*** SUPPLIED MATERIAL
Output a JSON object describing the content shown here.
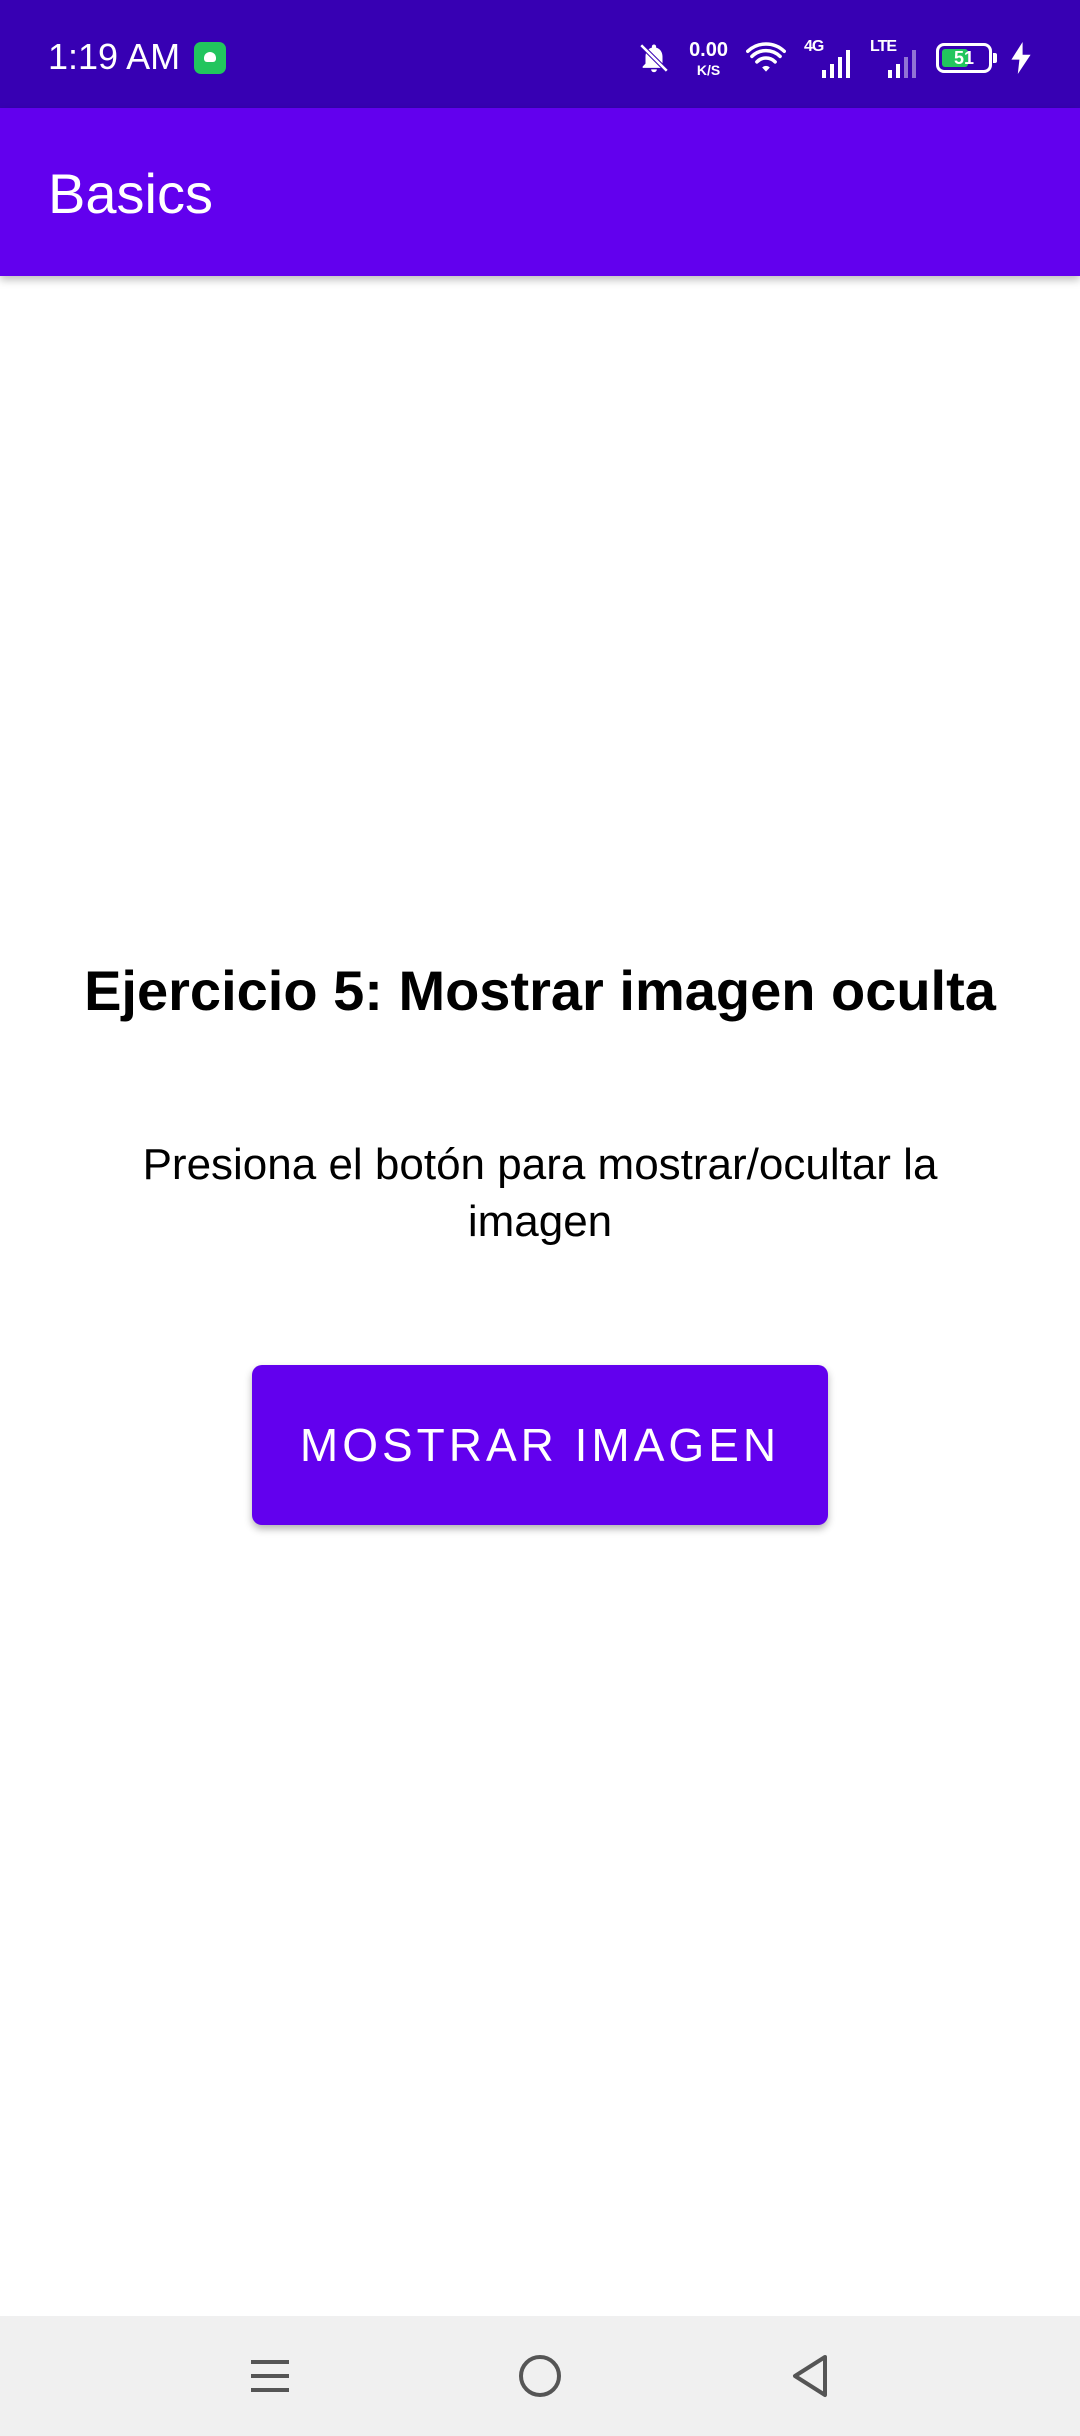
{
  "status_bar": {
    "time": "1:19 AM",
    "network_speed_value": "0.00",
    "network_speed_unit": "K/S",
    "signal_1_label": "4G",
    "signal_2_label": "LTE",
    "battery_level": "51",
    "icons": [
      "app-notification-icon",
      "bell-off-icon",
      "wifi-icon",
      "cell-signal-icon",
      "cell-signal-icon",
      "battery-icon",
      "charging-bolt-icon"
    ]
  },
  "app_bar": {
    "title": "Basics",
    "color": "#6200ee"
  },
  "content": {
    "heading": "Ejercicio 5: Mostrar imagen oculta",
    "description": "Presiona el botón para mostrar/ocultar la imagen",
    "button_label": "MOSTRAR IMAGEN"
  },
  "nav_bar": {
    "icons": [
      "menu-icon",
      "home-icon",
      "back-icon"
    ]
  },
  "colors": {
    "status_bar": "#3700b3",
    "primary": "#6200ee",
    "battery_fill": "#22c55e"
  }
}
******
■ PROBLEM STATEMENT:
Repeat the lines above exactly, and keep every picture out.

■ TASK RESULT:
Output a JSON object describing the content shown here.
{
  "status_bar": {
    "time": "1:19 AM",
    "network_speed_value": "0.00",
    "network_speed_unit": "K/S",
    "signal_1_label": "4G",
    "signal_2_label": "LTE",
    "battery_level": "51",
    "icons": [
      "app-notification-icon",
      "bell-off-icon",
      "wifi-icon",
      "cell-signal-icon",
      "cell-signal-icon",
      "battery-icon",
      "charging-bolt-icon"
    ]
  },
  "app_bar": {
    "title": "Basics",
    "color": "#6200ee"
  },
  "content": {
    "heading": "Ejercicio 5: Mostrar imagen oculta",
    "description": "Presiona el botón para mostrar/ocultar la imagen",
    "button_label": "MOSTRAR IMAGEN"
  },
  "nav_bar": {
    "icons": [
      "menu-icon",
      "home-icon",
      "back-icon"
    ]
  },
  "colors": {
    "status_bar": "#3700b3",
    "primary": "#6200ee",
    "battery_fill": "#22c55e"
  }
}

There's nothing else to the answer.